Return every line from the records below in which the word "rápida" is found.

MATERIALS PROVIDED »
>>>>

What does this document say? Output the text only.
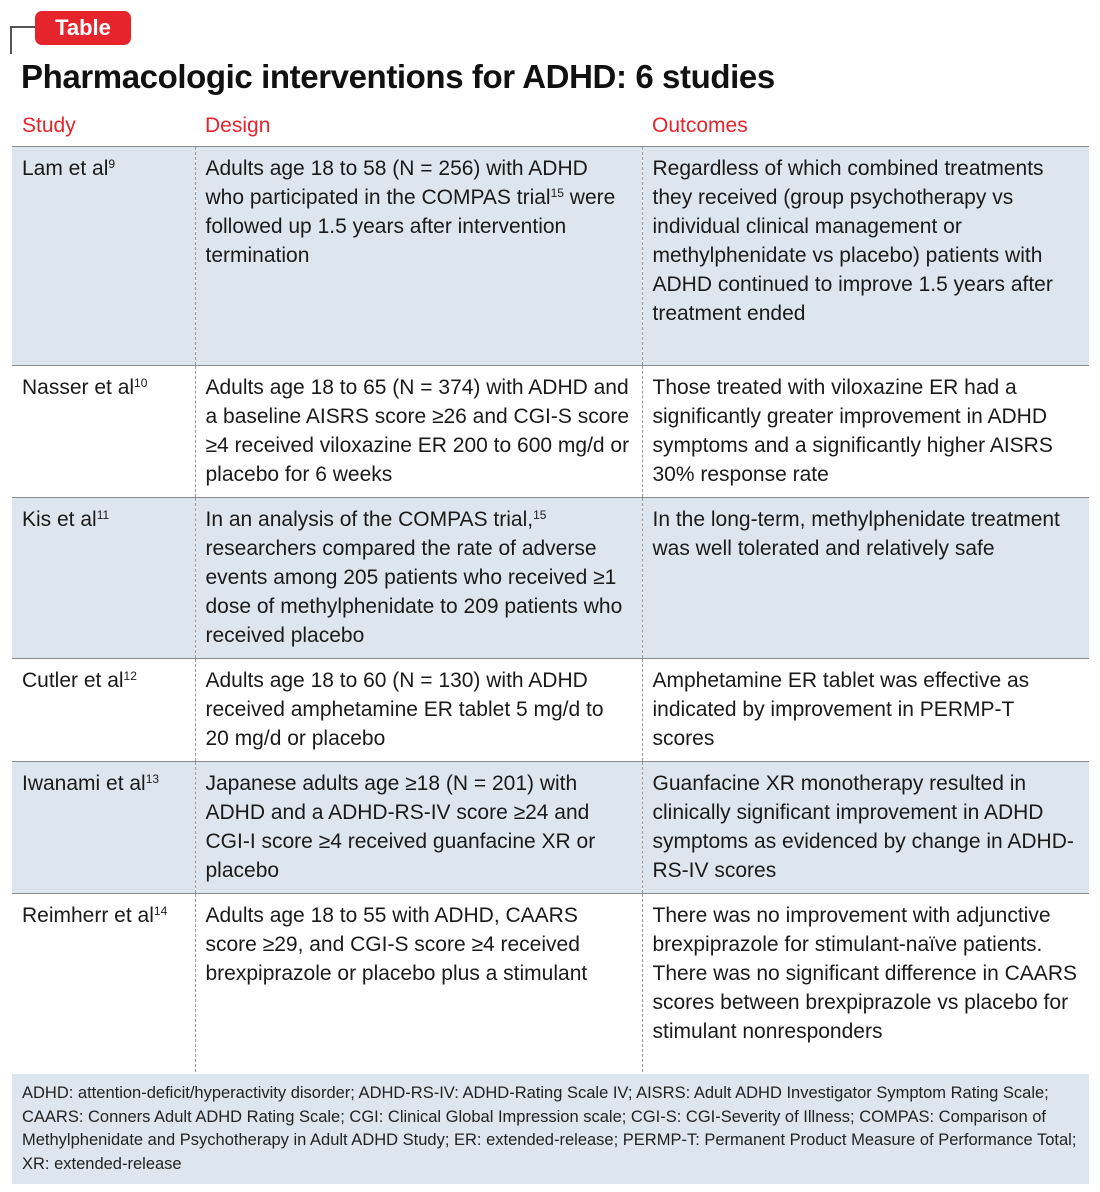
Table
Pharmacologic interventions for ADHD: 6 studies
Study	Design	Outcomes
Lam et $al^9$	Adults age 18 to 58 (N = 256) with ADHD who participated in the COMPAS trial$^{15}$ were followed up 1.5 years after intervention termination	Regardless of which combined treatments they received (group psychotherapy vs individual clinical management or methylphenidate vs placebo) patients with ADHD continued to improve 1.5 years after treatment ended
Nasser et $al^{10}$	Adults age 18 to 65 (N = 374) with ADHD and a baseline AISRS score ≥26 and CGI-S score ≥4 received viloxazine ER 200 to 600 mg/d or placebo for 6 weeks	Those treated with viloxazine ER had a significantly greater improvement in ADHD symptoms and a significantly higher AISRS 30% response rate
Kis et $al^{11}$	In an analysis of the COMPAS trial,$^{15}$ researchers compared the rate of adverse events among 205 patients who received ≥1 dose of methylphenidate to 209 patients who received placebo	In the long-term, methylphenidate treatment was well tolerated and relatively safe
Cutler et $al^{12}$	Adults age 18 to 60 (N = 130) with ADHD received amphetamine ER tablet 5 mg/d to 20 mg/d or placebo	Amphetamine ER tablet was effective as indicated by improvement in PERMP-T scores
Iwanami et $al^{13}$	Japanese adults age ≥18 (N = 201) with ADHD and a ADHD-RS-IV score ≥24 and CGI-I score ≥4 received guanfacine XR or placebo	Guanfacine XR monotherapy resulted in clinically significant improvement in ADHD symptoms as evidenced by change in ADHD-RS-IV scores
Reimherr et $al^{14}$	Adults age 18 to 55 with ADHD, CAARS score ≥29, and CGI-S score ≥4 received brexpiprazole or placebo plus a stimulant	There was no improvement with adjunctive brexpiprazole for stimulant-naïve patients. There was no significant difference in CAARS scores between brexpiprazole vs placebo for stimulant nonresponders
ADHD: attention-deficit/hyperactivity disorder; ADHD-RS-IV: ADHD-Rating Scale IV; AISRS: Adult ADHD Investigator Symptom Rating Scale; CAARS: Conners Adult ADHD Rating Scale; CGI: Clinical Global Impression scale; CGI-S: CGI-Severity of Illness; COMPAS: Comparison of Methylphenidate and Psychotherapy in Adult ADHD Study; ER: extended-release; PERMP-T: Permanent Product Measure of Performance Total; XR: extended-release
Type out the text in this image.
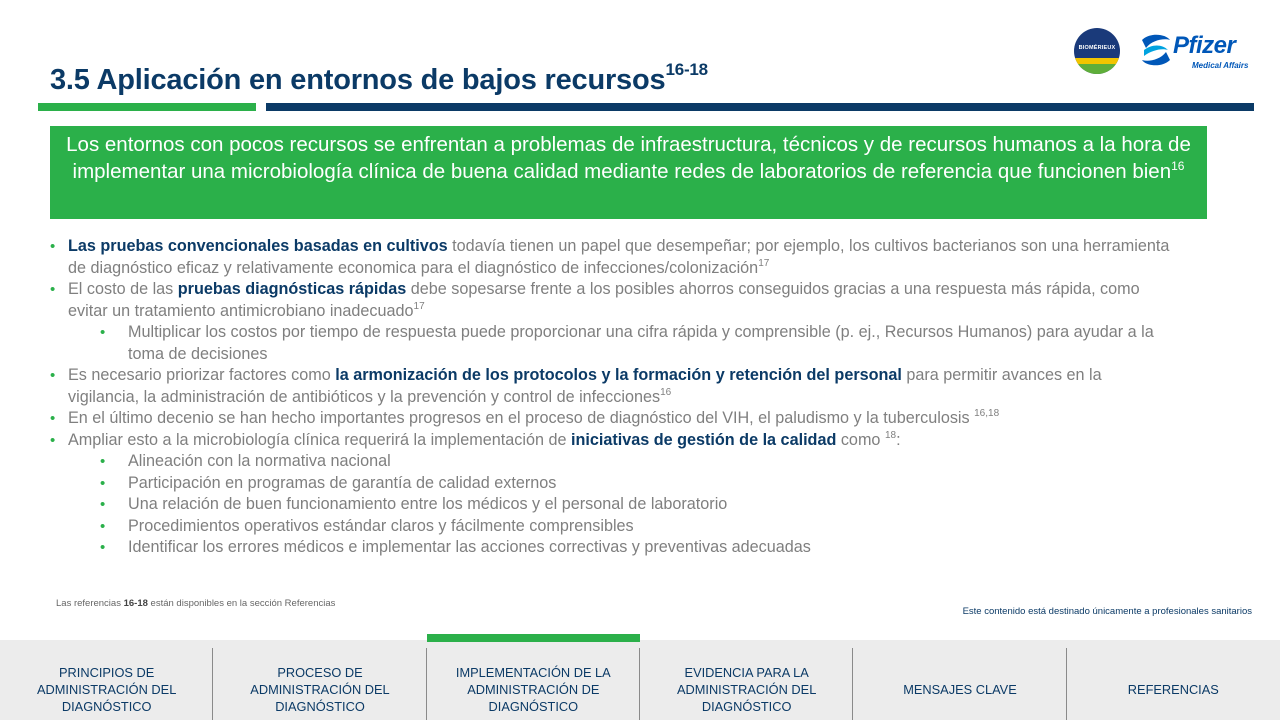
3.5 Aplicación en entornos de bajos recursos$^{16-18}$
BIOMÉRIEUX Pfizer
Medical Affairs
Los entornos con pocos recursos se enfrentan a problemas de infraestructura, técnicos y de recursos humanos a la hora de implementar una microbiología clínica de buena calidad mediante redes de laboratorios de referencia que funcionen bien$^{16}$
• Las pruebas convencionales basadas en cultivos todavía tienen un papel que desempeñar; por ejemplo, los cultivos bacterianos son una herramienta de diagnóstico eficaz y relativamente economica para el diagnóstico de infecciones/colonización$^{17}$
• El costo de las pruebas diagnósticas rápidas debe sopesarse frente a los posibles ahorros conseguidos gracias a una respuesta más rápida, como evitar un tratamiento antimicrobiano inadecuado$^{17}$
• Multiplicar los costos por tiempo de respuesta puede proporcionar una cifra rápida y comprensible (p. ej., Recursos Humanos) para ayudar a la toma de decisiones
• Es necesario priorizar factores como la armonización de los protocolos y la formación y retención del personal para permitir avances en la vigilancia, la administración de antibióticos y la prevención y control de infecciones$^{16}$
• En el último decenio se han hecho importantes progresos en el proceso de diagnóstico del VIH, el paludismo y la tuberculosis $^{16,18}$
• Ampliar esto a la microbiología clínica requerirá la implementación de iniciativas de gestión de la calidad como $^{18}$:
• Alineación con la normativa nacional
• Participación en programas de garantía de calidad externos
• Una relación de buen funcionamiento entre los médicos y el personal de laboratorio
• Procedimientos operativos estándar claros y fácilmente comprensibles
• Identificar los errores médicos e implementar las acciones correctivas y preventivas adecuadas
Las referencias 16-18 están disponibles en la sección Referencias
Este contenido está destinado únicamente a profesionales sanitarios
PRINCIPIOS DE ADMINISTRACIÓN DEL DIAGNÓSTICO
PROCESO DE ADMINISTRACIÓN DEL DIAGNÓSTICO
IMPLEMENTACIÓN DE LA ADMINISTRACIÓN DE DIAGNÓSTICO
EVIDENCIA PARA LA ADMINISTRACIÓN DEL DIAGNÓSTICO
MENSAJES CLAVE	REFERENCIAS
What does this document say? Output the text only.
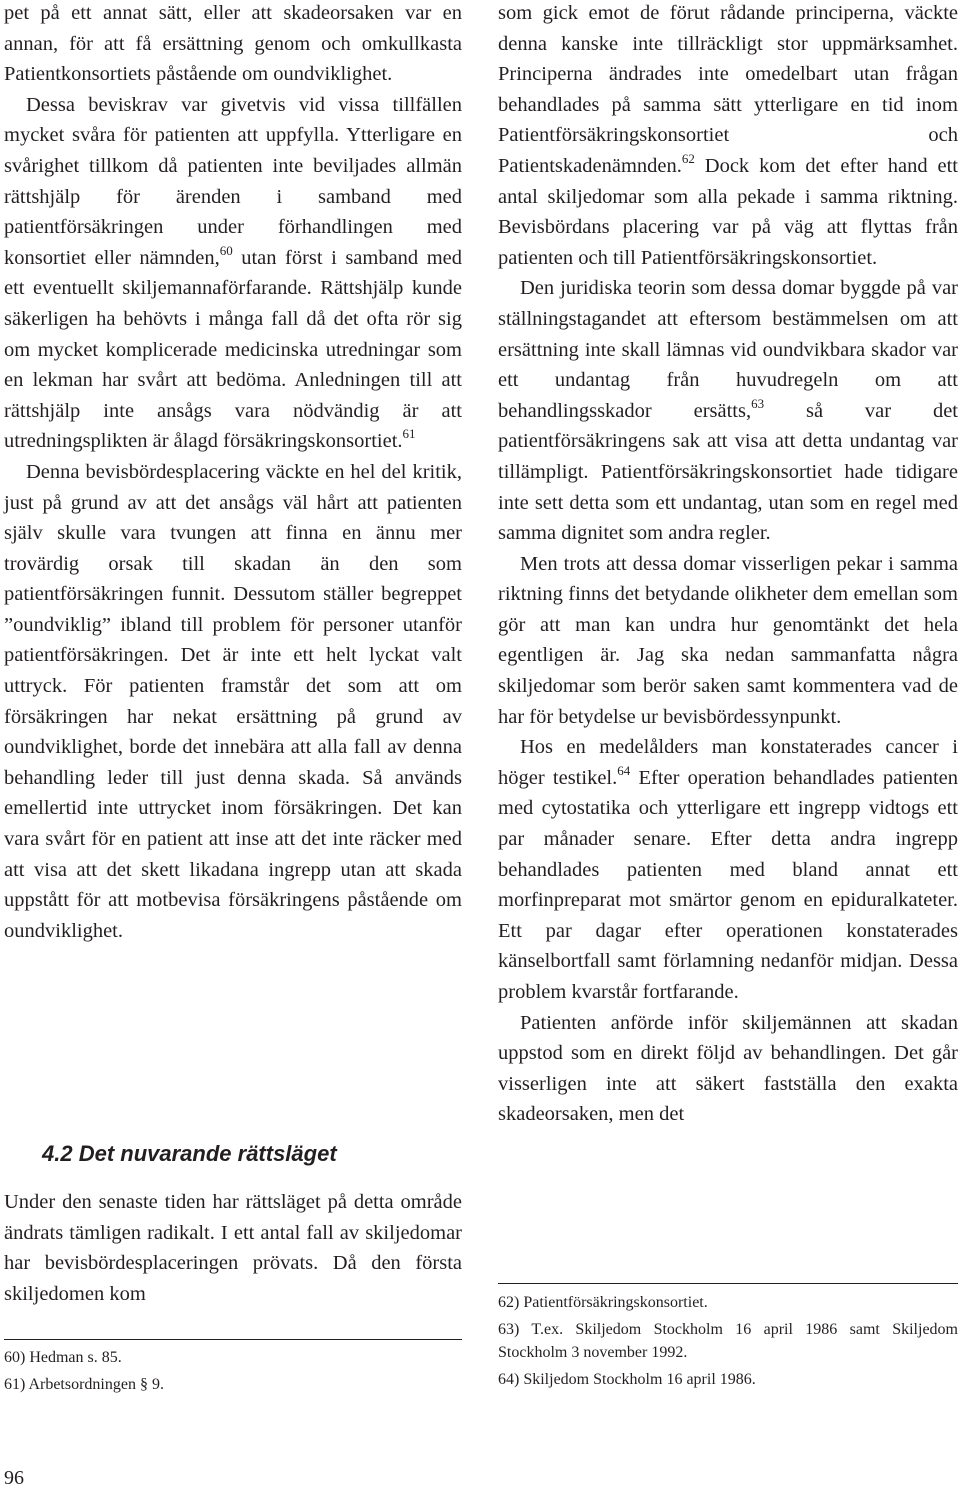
pet på ett annat sätt, eller att skadeorsaken var en annan, för att få ersättning genom och omkullkasta Patientkonsortiets påstående om oundviklighet.

Dessa beviskrav var givetvis vid vissa tillfällen mycket svåra för patienten att uppfylla. Ytterligare en svårighet tillkom då patienten inte beviljades allmän rättshjälp för ärenden i samband med patientförsäkringen under förhandlingen med konsortiet eller nämnden,$^{60}$ utan först i samband med ett eventuellt skiljemannaförfarande. Rättshjälp kunde säkerligen ha behövts i många fall då det ofta rör sig om mycket komplicerade medicinska utredningar som en lekman har svårt att bedöma. Anledningen till att rättshjälp inte ansågs vara nödvändig är att utredningsplikten är ålagd försäkringskonsortiet.$^{61}$

Denna bevisbördesplacering väckte en hel del kritik, just på grund av att det ansågs väl hårt att patienten själv skulle vara tvungen att finna en ännu mer trovärdig orsak till skadan än den som patientförsäkringen funnit. Dessutom ställer begreppet ”oundviklig” ibland till problem för personer utanför patientförsäkringen. Det är inte ett helt lyckat valt uttryck. För patienten framstår det som att om försäkringen har nekat ersättning på grund av oundviklighet, borde det innebära att alla fall av denna behandling leder till just denna skada. Så används emellertid inte uttrycket inom försäkringen. Det kan vara svårt för en patient att inse att det inte räcker med att visa att det skett likadana ingrepp utan att skada uppstått för att motbevisa försäkringens påstående om oundviklighet.

4.2 Det nuvarande rättsläget

Under den senaste tiden har rättsläget på detta område ändrats tämligen radikalt. I ett antal fall av skiljedomar har bevisbördesplaceringen prövats. Då den första skiljedomen kom

60) Hedman s. 85.
61) Arbetsordningen § 9.

som gick emot de förut rådande principerna, väckte denna kanske inte tillräckligt stor uppmärksamhet. Principerna ändrades inte omedelbart utan frågan behandlades på samma sätt ytterligare en tid inom Patientförsäkringskonsortiet och Patientskadenämnden.$^{62}$ Dock kom det efter hand ett antal skiljedomar som alla pekade i samma riktning. Bevisbördans placering var på väg att flyttas från patienten och till Patientförsäkringskonsortiet.

Den juridiska teorin som dessa domar byggde på var ställningstagandet att eftersom bestämmelsen om att ersättning inte skall lämnas vid oundvikbara skador var ett undantag från huvudregeln om att behandlingsskador ersätts,$^{63}$ så var det patientförsäkringens sak att visa att detta undantag var tillämpligt. Patientförsäkringskonsortiet hade tidigare inte sett detta som ett undantag, utan som en regel med samma dignitet som andra regler.

Men trots att dessa domar visserligen pekar i samma riktning finns det betydande olikheter dem emellan som gör att man kan undra hur genomtänkt det hela egentligen är. Jag ska nedan sammanfatta några skiljedomar som berör saken samt kommentera vad de har för betydelse ur bevisbördessynpunkt.

Hos en medelålders man konstaterades cancer i höger testikel.$^{64}$ Efter operation behandlades patienten med cytostatika och ytterligare ett ingrepp vidtogs ett par månader senare. Efter detta andra ingrepp behandlades patienten med bland annat ett morfinpreparat mot smärtor genom en epiduralkateter. Ett par dagar efter operationen konstaterades känselbortfall samt förlamning nedanför midjan. Dessa problem kvarstår fortfarande.

Patienten anförde inför skiljemännen att skadan uppstod som en direkt följd av behandlingen. Det går visserligen inte att säkert fastställa den exakta skadeorsaken, men det

62) Patientförsäkringskonsortiet.
63) T.ex. Skiljedom Stockholm 16 april 1986 samt Skiljedom Stockholm 3 november 1992.
64) Skiljedom Stockholm 16 april 1986.
96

<<<<

SOLUTION TO THE PROBLEM »
• El costo de las pruebas diagnósticas rápidas debe sopesarse frente a los posibles ahorros conseguidos gracias a una respuesta más rápida, como evitar un tratamiento antimicrobiano inadecuado$^{17}$
• Multiplicar los costos por tiempo de respuesta puede proporcionar una cifra rápida y comprensible (p. ej., Recursos Humanos) para ayudar a la toma de decisiones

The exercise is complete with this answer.